TASK STATEMENT:
Pull each line holding the word "благоприятной" from the data.

SOURCE RECORDS:
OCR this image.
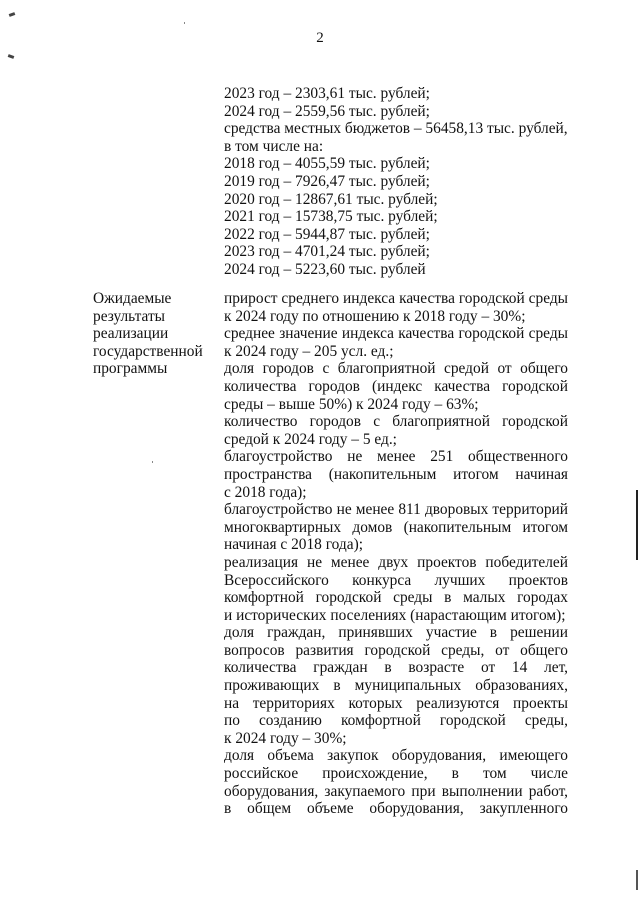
2
2023 год – 2303,61 тыс. рублей;
2024 год – 2559,56 тыс. рублей;
средства местных бюджетов – 56458,13 тыс. рублей,
в том числе на:
2018 год – 4055,59 тыс. рублей;
2019 год – 7926,47 тыс. рублей;
2020 год – 12867,61 тыс. рублей;
2021 год – 15738,75 тыс. рублей;
2022 год – 5944,87 тыс. рублей;
2023 год – 4701,24 тыс. рублей;
2024 год – 5223,60 тыс. рублей
Ожидаемые
результаты
реализации
государственной
программы
прирост среднего индекса качества городской среды
к 2024 году по отношению к 2018 году – 30%;
среднее значение индекса качества городской среды
к 2024 году – 205 усл. ед.;
доля городов с благоприятной средой от общего
количества городов (индекс качества городской
среды – выше 50%) к 2024 году – 63%;
количество городов с благоприятной городской
средой к 2024 году – 5 ед.;
благоустройство не менее 251 общественного
пространства (накопительным итогом начиная
с 2018 года);
благоустройство не менее 811 дворовых территорий
многоквартирных домов (накопительным итогом
начиная с 2018 года);
реализация не менее двух проектов победителей
Всероссийского конкурса лучших проектов
комфортной городской среды в малых городах
и исторических поселениях (нарастающим итогом);
доля граждан, принявших участие в решении
вопросов развития городской среды, от общего
количества граждан в возрасте от 14 лет,
проживающих в муниципальных образованиях,
на территориях которых реализуются проекты
по созданию комфортной городской среды,
к 2024 году – 30%;
доля объема закупок оборудования, имеющего
российское происхождение, в том числе
оборудования, закупаемого при выполнении работ,
в общем объеме оборудования, закупленного
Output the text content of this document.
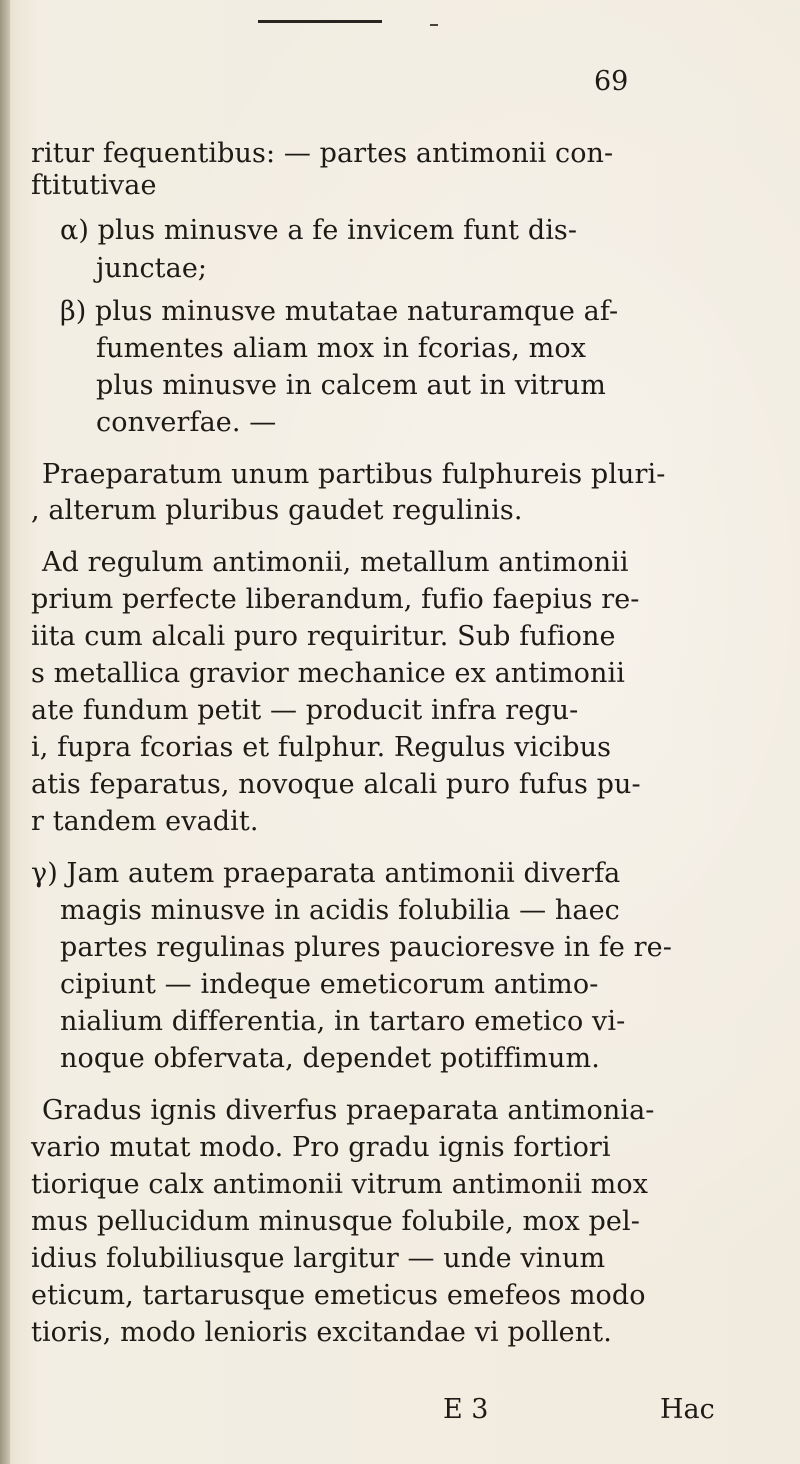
69
ritur fequentibus: — partes antimonii con-
ftitutivae
α) plus minusve a fe invicem funt dis-
junctae;
β) plus minusve mutatae naturamque af-
fumentes aliam mox in fcorias, mox
plus minusve in calcem aut in vitrum
converfae. —
Praeparatum unum partibus fulphureis pluri-
, alterum pluribus gaudet regulinis.
Ad regulum antimonii, metallum antimonii
prium perfecte liberandum, fufio faepius re-
iita cum alcali puro requiritur. Sub fufione
s metallica gravior mechanice ex antimonii
ate fundum petit — producit infra regu-
i, fupra fcorias et fulphur. Regulus vicibus
atis feparatus, novoque alcali puro fufus pu-
r tandem evadit.
γ) Jam autem praeparata antimonii diverfa
magis minusve in acidis folubilia — haec
partes regulinas plures paucioresve in fe re-
cipiunt — indeque emeticorum antimo-
nialium differentia, in tartaro emetico vi-
noque obfervata, dependet potiffimum.
Gradus ignis diverfus praeparata antimonia-
vario mutat modo. Pro gradu ignis fortiori
tiorique calx antimonii vitrum antimonii mox
mus pellucidum minusque folubile, mox pel-
idius folubiliusque largitur — unde vinum
eticum, tartarusque emeticus emefeos modo
tioris, modo lenioris excitandae vi pollent.
E 3	Hac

RESULT BELOW:
доля городов с благоприятной средой от общего
количество городов с благоприятной городской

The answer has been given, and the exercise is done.